═════ MATERIAL SUPPLIED ═════

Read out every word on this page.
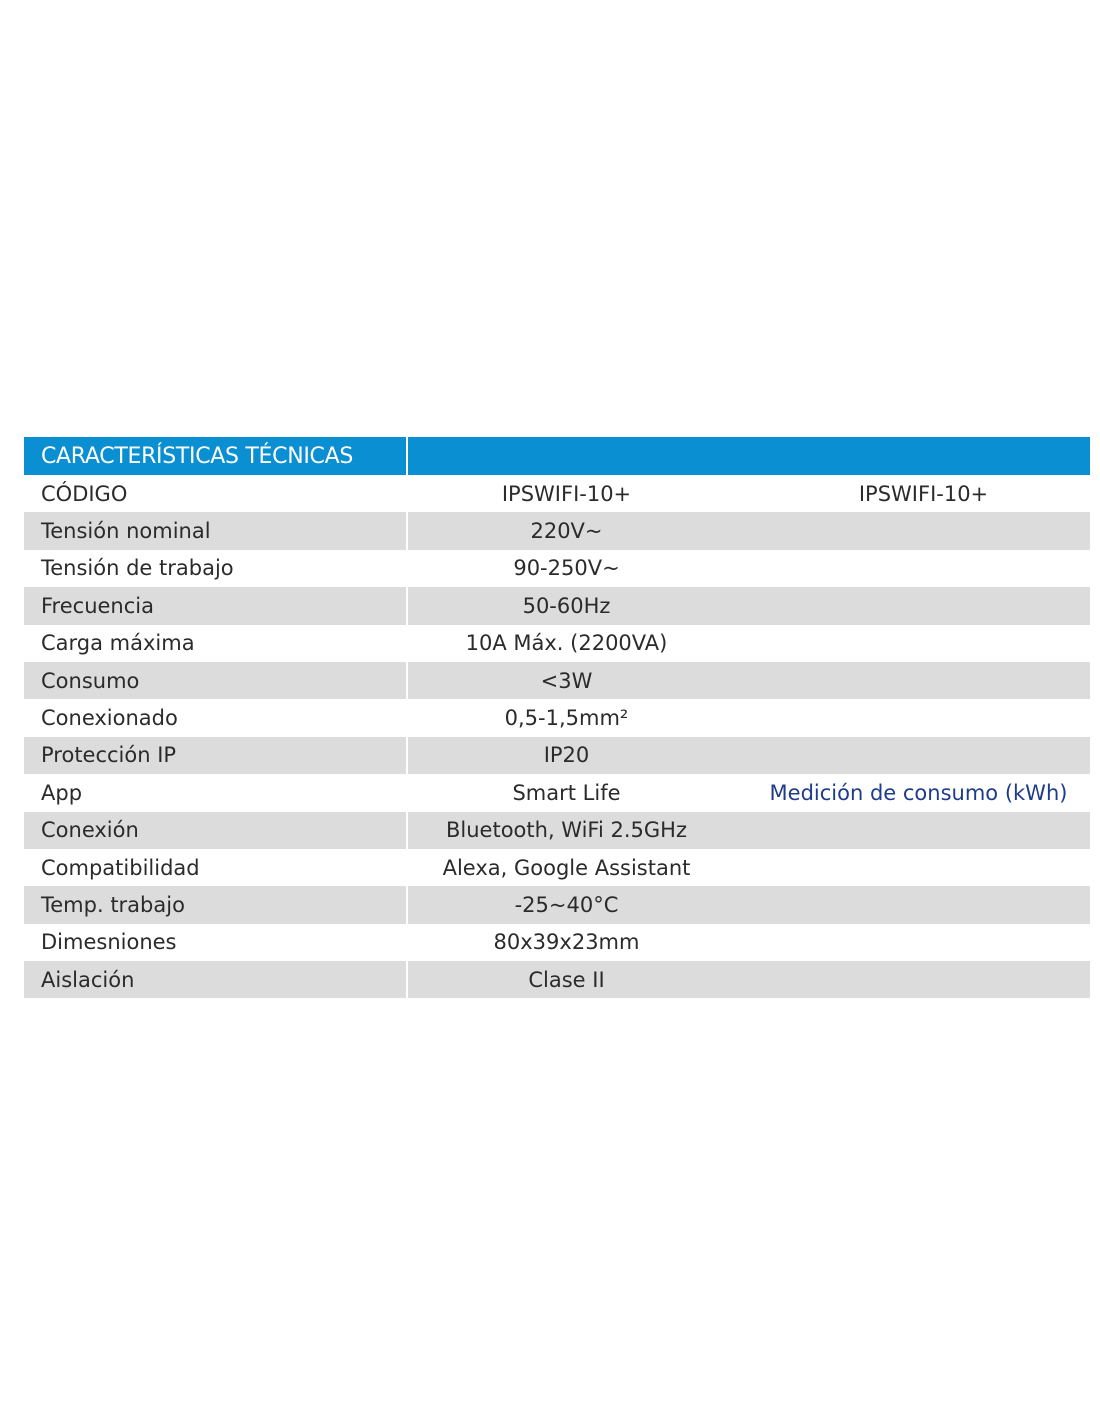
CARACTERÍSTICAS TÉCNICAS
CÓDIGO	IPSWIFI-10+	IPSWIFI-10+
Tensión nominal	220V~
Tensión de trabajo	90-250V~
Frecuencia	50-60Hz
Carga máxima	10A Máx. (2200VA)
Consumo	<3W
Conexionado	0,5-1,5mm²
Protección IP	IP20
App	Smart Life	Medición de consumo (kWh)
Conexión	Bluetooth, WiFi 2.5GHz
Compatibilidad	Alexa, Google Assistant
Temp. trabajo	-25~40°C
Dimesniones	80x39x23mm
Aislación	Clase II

═════
═════ MATERIAL SUPPLIED ═════

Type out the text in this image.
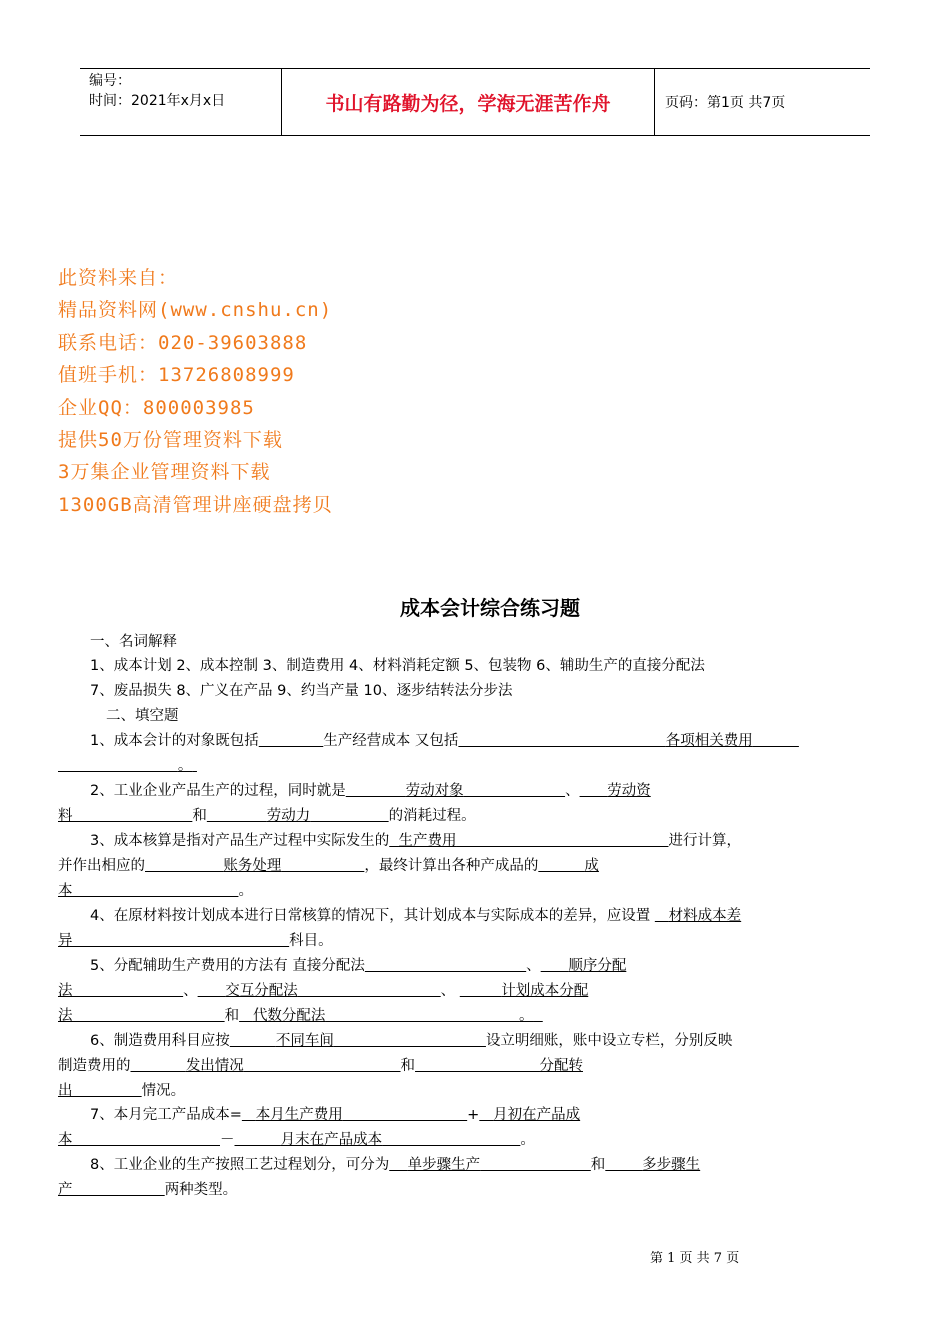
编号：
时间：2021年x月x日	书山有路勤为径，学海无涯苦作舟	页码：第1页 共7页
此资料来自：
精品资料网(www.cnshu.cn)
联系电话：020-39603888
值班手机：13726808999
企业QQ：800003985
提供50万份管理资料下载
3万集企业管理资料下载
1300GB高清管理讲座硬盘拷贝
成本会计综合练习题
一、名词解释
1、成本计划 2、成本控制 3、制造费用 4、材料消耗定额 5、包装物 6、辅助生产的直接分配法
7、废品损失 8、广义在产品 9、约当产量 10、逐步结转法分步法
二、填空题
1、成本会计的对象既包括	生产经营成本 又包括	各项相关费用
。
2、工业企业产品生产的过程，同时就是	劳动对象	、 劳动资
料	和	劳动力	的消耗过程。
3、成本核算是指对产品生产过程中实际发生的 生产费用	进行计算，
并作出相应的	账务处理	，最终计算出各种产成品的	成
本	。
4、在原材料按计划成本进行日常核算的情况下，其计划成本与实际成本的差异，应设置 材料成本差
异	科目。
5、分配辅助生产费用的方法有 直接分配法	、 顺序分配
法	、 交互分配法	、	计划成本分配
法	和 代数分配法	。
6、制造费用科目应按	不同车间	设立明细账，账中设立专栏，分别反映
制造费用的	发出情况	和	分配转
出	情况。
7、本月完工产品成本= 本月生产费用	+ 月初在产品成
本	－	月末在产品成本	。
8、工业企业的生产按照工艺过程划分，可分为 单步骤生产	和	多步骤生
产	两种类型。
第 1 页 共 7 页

═════
═════ MATERIAL SUPPLIED ═════

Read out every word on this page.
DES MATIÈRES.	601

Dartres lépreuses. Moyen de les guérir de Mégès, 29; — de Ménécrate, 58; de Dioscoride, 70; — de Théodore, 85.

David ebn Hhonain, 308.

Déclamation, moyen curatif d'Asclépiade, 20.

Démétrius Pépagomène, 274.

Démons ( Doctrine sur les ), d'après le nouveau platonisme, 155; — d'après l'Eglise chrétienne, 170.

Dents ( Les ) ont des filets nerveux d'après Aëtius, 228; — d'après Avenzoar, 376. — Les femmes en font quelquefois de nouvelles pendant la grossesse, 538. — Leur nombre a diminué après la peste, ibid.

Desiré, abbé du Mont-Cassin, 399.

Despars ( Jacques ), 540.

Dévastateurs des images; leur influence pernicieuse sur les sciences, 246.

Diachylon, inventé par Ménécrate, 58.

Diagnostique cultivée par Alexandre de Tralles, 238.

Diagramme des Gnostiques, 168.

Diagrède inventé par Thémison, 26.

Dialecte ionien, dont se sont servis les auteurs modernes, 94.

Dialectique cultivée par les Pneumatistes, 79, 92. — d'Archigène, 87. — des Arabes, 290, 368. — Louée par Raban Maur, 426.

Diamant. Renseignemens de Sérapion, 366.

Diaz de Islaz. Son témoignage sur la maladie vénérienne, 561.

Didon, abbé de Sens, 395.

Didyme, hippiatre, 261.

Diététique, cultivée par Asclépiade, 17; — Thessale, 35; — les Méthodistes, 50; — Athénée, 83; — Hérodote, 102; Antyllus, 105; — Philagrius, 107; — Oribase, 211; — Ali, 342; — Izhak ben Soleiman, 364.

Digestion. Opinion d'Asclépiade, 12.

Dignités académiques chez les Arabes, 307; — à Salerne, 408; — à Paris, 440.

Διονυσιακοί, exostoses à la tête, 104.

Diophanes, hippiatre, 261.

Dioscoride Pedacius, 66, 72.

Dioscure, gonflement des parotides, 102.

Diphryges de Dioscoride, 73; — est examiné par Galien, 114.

═════

TASK TO CARRY OUT - Looking at the data above, show all lines where the word "Tensión" occurs.

TASK OUTPUT -
Tensión nominal	220V~
Tensión de trabajo	90-250V~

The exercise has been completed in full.